_What you need to do_
Return each line of the listing that contains the string "статистики".

□ □ □ □ □ □ □

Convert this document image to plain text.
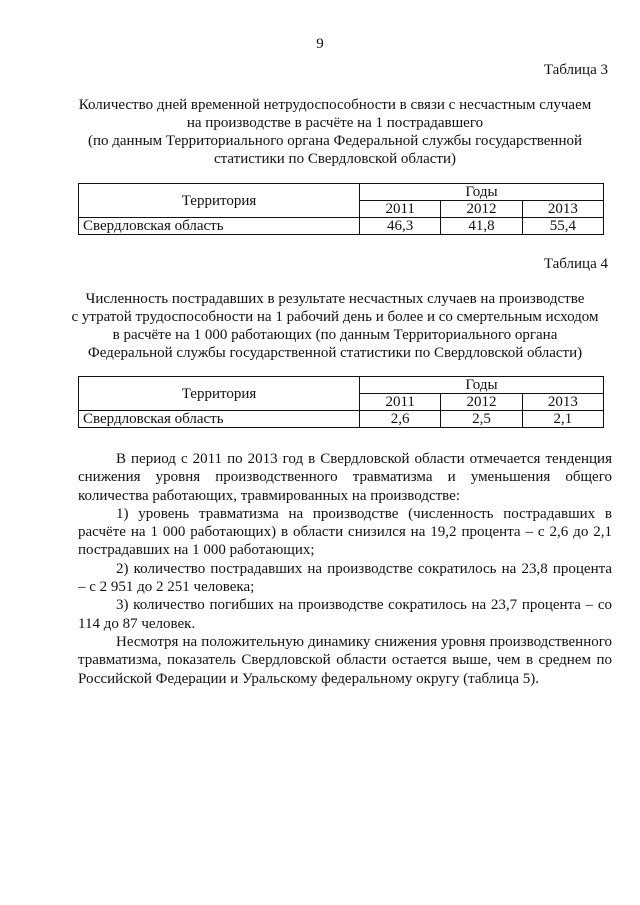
9
Таблица 3
Количество дней временной нетрудоспособности в связи с несчастным случаем
на производстве в расчёте на 1 пострадавшего
(по данным Территориального органа Федеральной службы государственной
статистики по Свердловской области)
Территория	Годы		
	2011	2012	2013
Свердловская область	46,3	41,8	55,4
Таблица 4
Численность пострадавших в результате несчастных случаев на производстве
с утратой трудоспособности на 1 рабочий день и более и со смертельным исходом
в расчёте на 1 000 работающих (по данным Территориального органа
Федеральной службы государственной статистики по Свердловской области)
Территория	Годы		
	2011	2012	2013
Свердловская область	2,6	2,5	2,1

В период с 2011 по 2013 год в Свердловской области отмечается тенденция снижения уровня производственного травматизма и уменьшения общего количества работающих, травмированных на производстве:

1) уровень травматизма на производстве (численность пострадавших в расчёте на 1 000 работающих) в области снизился на 19,2 процента – с 2,6 до 2,1 пострадавших на 1 000 работающих;

2) количество пострадавших на производстве сократилось на 23,8 процента – с 2 951 до 2 251 человека;

3) количество погибших на производстве сократилось на 23,7 процента – со 114 до 87 человек.

Несмотря на положительную динамику снижения уровня производственного травматизма, показатель Свердловской области остается выше, чем в среднем по Российской Федерации и Уральскому федеральному округу (таблица 5).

□ □ □ □ □ □ □

_Reply_
статистики по Свердловской области)
Федеральной службы государственной статистики по Свердловской области)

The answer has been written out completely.